→ **Problem to solve**
Without the pictures, set down every line of the data exactly.

→ **Supplied records**
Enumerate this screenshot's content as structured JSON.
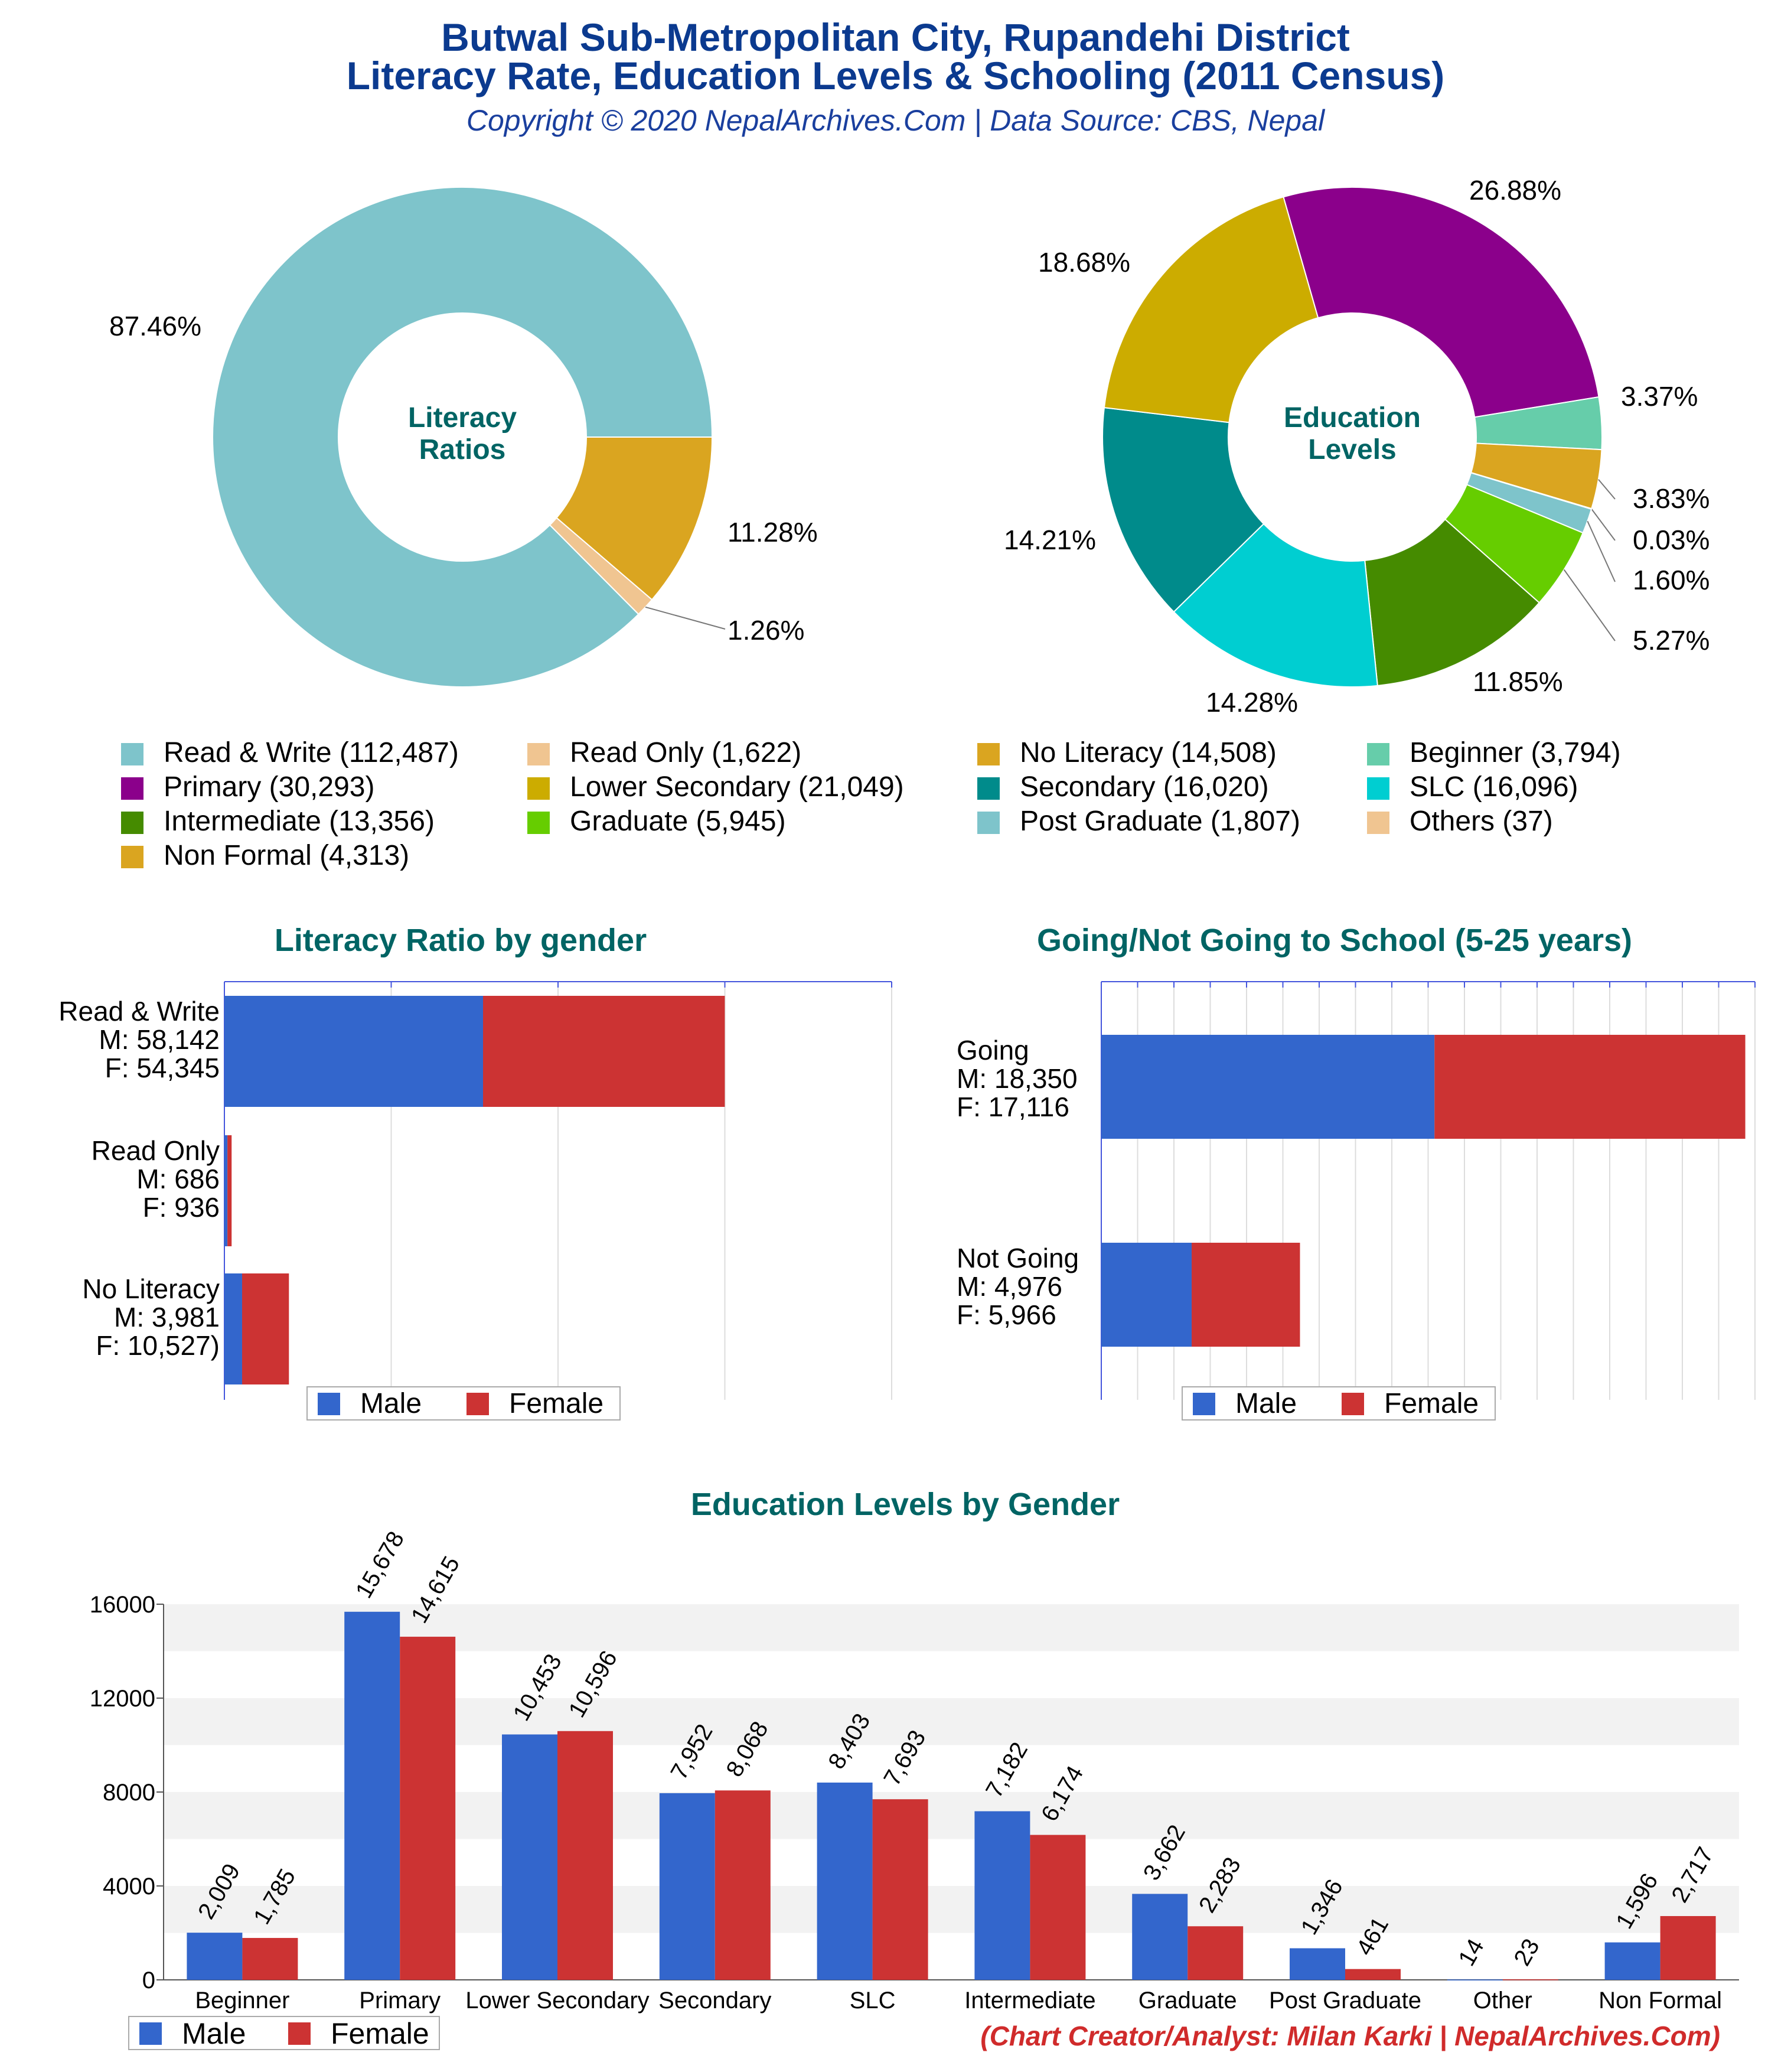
{
  "header": {
    "title_line1": "Butwal Sub-Metropolitan City, Rupandehi District",
    "title_line2": "Literacy Rate, Education Levels & Schooling (2011 Census)",
    "copyright": "Copyright © 2020 NepalArchives.Com | Data Source: CBS, Nepal"
  },
  "footer": {
    "credit": "(Chart Creator/Analyst: Milan Karki | NepalArchives.Com)"
  },
  "legend": {
    "items": [
      {
        "label": "Read & Write (112,487)",
        "color": "#7ec4cb"
      },
      {
        "label": "Read Only (1,622)",
        "color": "#f0c591"
      },
      {
        "label": "No Literacy (14,508)",
        "color": "#daa520"
      },
      {
        "label": "Beginner (3,794)",
        "color": "#66cdaa"
      },
      {
        "label": "Primary (30,293)",
        "color": "#8b008b"
      },
      {
        "label": "Lower Secondary (21,049)",
        "color": "#ccac00"
      },
      {
        "label": "Secondary (16,020)",
        "color": "#008b8b"
      },
      {
        "label": "SLC (16,096)",
        "color": "#00ced1"
      },
      {
        "label": "Intermediate (13,356)",
        "color": "#458b00"
      },
      {
        "label": "Graduate (5,945)",
        "color": "#66cd00"
      },
      {
        "label": "Post Graduate (1,807)",
        "color": "#7ec4cb"
      },
      {
        "label": "Others (37)",
        "color": "#f0c591"
      },
      {
        "label": "Non Formal (4,313)",
        "color": "#daa520"
      }
    ]
  },
  "gender_legend": {
    "male": "Male",
    "female": "Female",
    "male_color": "#3366cc",
    "female_color": "#cc3333"
  },
  "chart_data": [
    {
      "type": "pie",
      "center_label": "Literacy Ratios",
      "slices": [
        {
          "label": "Read & Write",
          "value": 112487,
          "percent": "87.46%",
          "color": "#7ec4cb"
        },
        {
          "label": "No Literacy",
          "value": 14508,
          "percent": "11.28%",
          "color": "#daa520"
        },
        {
          "label": "Read Only",
          "value": 1622,
          "percent": "1.26%",
          "color": "#f0c591"
        }
      ]
    },
    {
      "type": "pie",
      "center_label": "Education Levels",
      "slices": [
        {
          "label": "Primary",
          "value": 30293,
          "percent": "26.88%",
          "color": "#8b008b"
        },
        {
          "label": "Beginner",
          "value": 3794,
          "percent": "3.37%",
          "color": "#66cdaa"
        },
        {
          "label": "Non Formal",
          "value": 4313,
          "percent": "3.83%",
          "color": "#daa520"
        },
        {
          "label": "Others",
          "value": 37,
          "percent": "0.03%",
          "color": "#f0c591"
        },
        {
          "label": "Post Graduate",
          "value": 1807,
          "percent": "1.60%",
          "color": "#7ec4cb"
        },
        {
          "label": "Graduate",
          "value": 5945,
          "percent": "5.27%",
          "color": "#66cd00"
        },
        {
          "label": "Intermediate",
          "value": 13356,
          "percent": "11.85%",
          "color": "#458b00"
        },
        {
          "label": "SLC",
          "value": 16096,
          "percent": "14.28%",
          "color": "#00ced1"
        },
        {
          "label": "Secondary",
          "value": 16020,
          "percent": "14.21%",
          "color": "#008b8b"
        },
        {
          "label": "Lower Secondary",
          "value": 21049,
          "percent": "18.68%",
          "color": "#ccac00"
        }
      ]
    },
    {
      "type": "bar",
      "title": "Literacy Ratio by gender",
      "orientation": "horizontal",
      "stacked": true,
      "categories": [
        {
          "lines": [
            "Read & Write",
            "M: 58,142",
            "F: 54,345"
          ]
        },
        {
          "lines": [
            "Read Only",
            "M: 686",
            "F: 936"
          ]
        },
        {
          "lines": [
            "No Literacy",
            "M: 3,981",
            "F: 10,527)"
          ]
        }
      ],
      "series": [
        {
          "name": "Male",
          "values": [
            58142,
            686,
            3981
          ]
        },
        {
          "name": "Female",
          "values": [
            54345,
            936,
            10527
          ]
        }
      ],
      "xlim": [
        0,
        150000
      ],
      "legend": "bottom-center"
    },
    {
      "type": "bar",
      "title": "Going/Not Going to School (5-25 years)",
      "orientation": "horizontal",
      "stacked": true,
      "categories": [
        {
          "lines": [
            "Going",
            "M: 18,350",
            "F: 17,116"
          ]
        },
        {
          "lines": [
            "Not Going",
            "M: 4,976",
            "F: 5,966"
          ]
        }
      ],
      "series": [
        {
          "name": "Male",
          "values": [
            18350,
            4976
          ]
        },
        {
          "name": "Female",
          "values": [
            17116,
            5966
          ]
        }
      ],
      "xlim": [
        0,
        36000
      ],
      "legend": "bottom-center"
    },
    {
      "type": "bar",
      "title": "Education Levels by Gender",
      "categories": [
        "Beginner",
        "Primary",
        "Lower Secondary",
        "Secondary",
        "SLC",
        "Intermediate",
        "Graduate",
        "Post Graduate",
        "Other",
        "Non Formal"
      ],
      "series": [
        {
          "name": "Male",
          "values": [
            2009,
            15678,
            10453,
            7952,
            8403,
            7182,
            3662,
            1346,
            14,
            1596
          ],
          "labels": [
            "2,009",
            "15,678",
            "10,453",
            "7,952",
            "8,403",
            "7,182",
            "3,662",
            "1,346",
            "14",
            "1,596"
          ]
        },
        {
          "name": "Female",
          "values": [
            1785,
            14615,
            10596,
            8068,
            7693,
            6174,
            2283,
            461,
            23,
            2717
          ],
          "labels": [
            "1,785",
            "14,615",
            "10,596",
            "8,068",
            "7,693",
            "6,174",
            "2,283",
            "461",
            "23",
            "2,717"
          ]
        }
      ],
      "ylim": [
        0,
        16000
      ],
      "yticks": [
        "0",
        "4000",
        "8000",
        "12000",
        "16000"
      ],
      "ytick_values": [
        0,
        4000,
        8000,
        12000,
        16000
      ],
      "legend": "bottom-left"
    }
  ]
}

→ **Exercise result**
Enumerate this screenshot's content as structured JSON.
{
  "header": {
    "title_line1": "Butwal Sub-Metropolitan City, Rupandehi District",
    "title_line2": "Literacy Rate, Education Levels & Schooling (2011 Census)",
    "copyright": "Copyright © 2020 NepalArchives.Com | Data Source: CBS, Nepal"
  },
  "footer": {
    "credit": "(Chart Creator/Analyst: Milan Karki | NepalArchives.Com)"
  },
  "legend": {
    "items": [
      {
        "label": "Read & Write (112,487)",
        "color": "#7ec4cb"
      },
      {
        "label": "Read Only (1,622)",
        "color": "#f0c591"
      },
      {
        "label": "No Literacy (14,508)",
        "color": "#daa520"
      },
      {
        "label": "Beginner (3,794)",
        "color": "#66cdaa"
      },
      {
        "label": "Primary (30,293)",
        "color": "#8b008b"
      },
      {
        "label": "Lower Secondary (21,049)",
        "color": "#ccac00"
      },
      {
        "label": "Secondary (16,020)",
        "color": "#008b8b"
      },
      {
        "label": "SLC (16,096)",
        "color": "#00ced1"
      },
      {
        "label": "Intermediate (13,356)",
        "color": "#458b00"
      },
      {
        "label": "Graduate (5,945)",
        "color": "#66cd00"
      },
      {
        "label": "Post Graduate (1,807)",
        "color": "#7ec4cb"
      },
      {
        "label": "Others (37)",
        "color": "#f0c591"
      },
      {
        "label": "Non Formal (4,313)",
        "color": "#daa520"
      }
    ]
  },
  "gender_legend": {
    "male": "Male",
    "female": "Female",
    "male_color": "#3366cc",
    "female_color": "#cc3333"
  },
  "chart_data": [
    {
      "type": "pie",
      "center_label": "Literacy Ratios",
      "slices": [
        {
          "label": "Read & Write",
          "value": 112487,
          "percent": "87.46%",
          "color": "#7ec4cb"
        },
        {
          "label": "No Literacy",
          "value": 14508,
          "percent": "11.28%",
          "color": "#daa520"
        },
        {
          "label": "Read Only",
          "value": 1622,
          "percent": "1.26%",
          "color": "#f0c591"
        }
      ]
    },
    {
      "type": "pie",
      "center_label": "Education Levels",
      "slices": [
        {
          "label": "Primary",
          "value": 30293,
          "percent": "26.88%",
          "color": "#8b008b"
        },
        {
          "label": "Beginner",
          "value": 3794,
          "percent": "3.37%",
          "color": "#66cdaa"
        },
        {
          "label": "Non Formal",
          "value": 4313,
          "percent": "3.83%",
          "color": "#daa520"
        },
        {
          "label": "Others",
          "value": 37,
          "percent": "0.03%",
          "color": "#f0c591"
        },
        {
          "label": "Post Graduate",
          "value": 1807,
          "percent": "1.60%",
          "color": "#7ec4cb"
        },
        {
          "label": "Graduate",
          "value": 5945,
          "percent": "5.27%",
          "color": "#66cd00"
        },
        {
          "label": "Intermediate",
          "value": 13356,
          "percent": "11.85%",
          "color": "#458b00"
        },
        {
          "label": "SLC",
          "value": 16096,
          "percent": "14.28%",
          "color": "#00ced1"
        },
        {
          "label": "Secondary",
          "value": 16020,
          "percent": "14.21%",
          "color": "#008b8b"
        },
        {
          "label": "Lower Secondary",
          "value": 21049,
          "percent": "18.68%",
          "color": "#ccac00"
        }
      ]
    },
    {
      "type": "bar",
      "title": "Literacy Ratio by gender",
      "orientation": "horizontal",
      "stacked": true,
      "categories": [
        {
          "lines": [
            "Read & Write",
            "M: 58,142",
            "F: 54,345"
          ]
        },
        {
          "lines": [
            "Read Only",
            "M: 686",
            "F: 936"
          ]
        },
        {
          "lines": [
            "No Literacy",
            "M: 3,981",
            "F: 10,527)"
          ]
        }
      ],
      "series": [
        {
          "name": "Male",
          "values": [
            58142,
            686,
            3981
          ]
        },
        {
          "name": "Female",
          "values": [
            54345,
            936,
            10527
          ]
        }
      ],
      "xlim": [
        0,
        150000
      ],
      "legend": "bottom-center"
    },
    {
      "type": "bar",
      "title": "Going/Not Going to School (5-25 years)",
      "orientation": "horizontal",
      "stacked": true,
      "categories": [
        {
          "lines": [
            "Going",
            "M: 18,350",
            "F: 17,116"
          ]
        },
        {
          "lines": [
            "Not Going",
            "M: 4,976",
            "F: 5,966"
          ]
        }
      ],
      "series": [
        {
          "name": "Male",
          "values": [
            18350,
            4976
          ]
        },
        {
          "name": "Female",
          "values": [
            17116,
            5966
          ]
        }
      ],
      "xlim": [
        0,
        36000
      ],
      "legend": "bottom-center"
    },
    {
      "type": "bar",
      "title": "Education Levels by Gender",
      "categories": [
        "Beginner",
        "Primary",
        "Lower Secondary",
        "Secondary",
        "SLC",
        "Intermediate",
        "Graduate",
        "Post Graduate",
        "Other",
        "Non Formal"
      ],
      "series": [
        {
          "name": "Male",
          "values": [
            2009,
            15678,
            10453,
            7952,
            8403,
            7182,
            3662,
            1346,
            14,
            1596
          ],
          "labels": [
            "2,009",
            "15,678",
            "10,453",
            "7,952",
            "8,403",
            "7,182",
            "3,662",
            "1,346",
            "14",
            "1,596"
          ]
        },
        {
          "name": "Female",
          "values": [
            1785,
            14615,
            10596,
            8068,
            7693,
            6174,
            2283,
            461,
            23,
            2717
          ],
          "labels": [
            "1,785",
            "14,615",
            "10,596",
            "8,068",
            "7,693",
            "6,174",
            "2,283",
            "461",
            "23",
            "2,717"
          ]
        }
      ],
      "ylim": [
        0,
        16000
      ],
      "yticks": [
        "0",
        "4000",
        "8000",
        "12000",
        "16000"
      ],
      "ytick_values": [
        0,
        4000,
        8000,
        12000,
        16000
      ],
      "legend": "bottom-left"
    }
  ]
}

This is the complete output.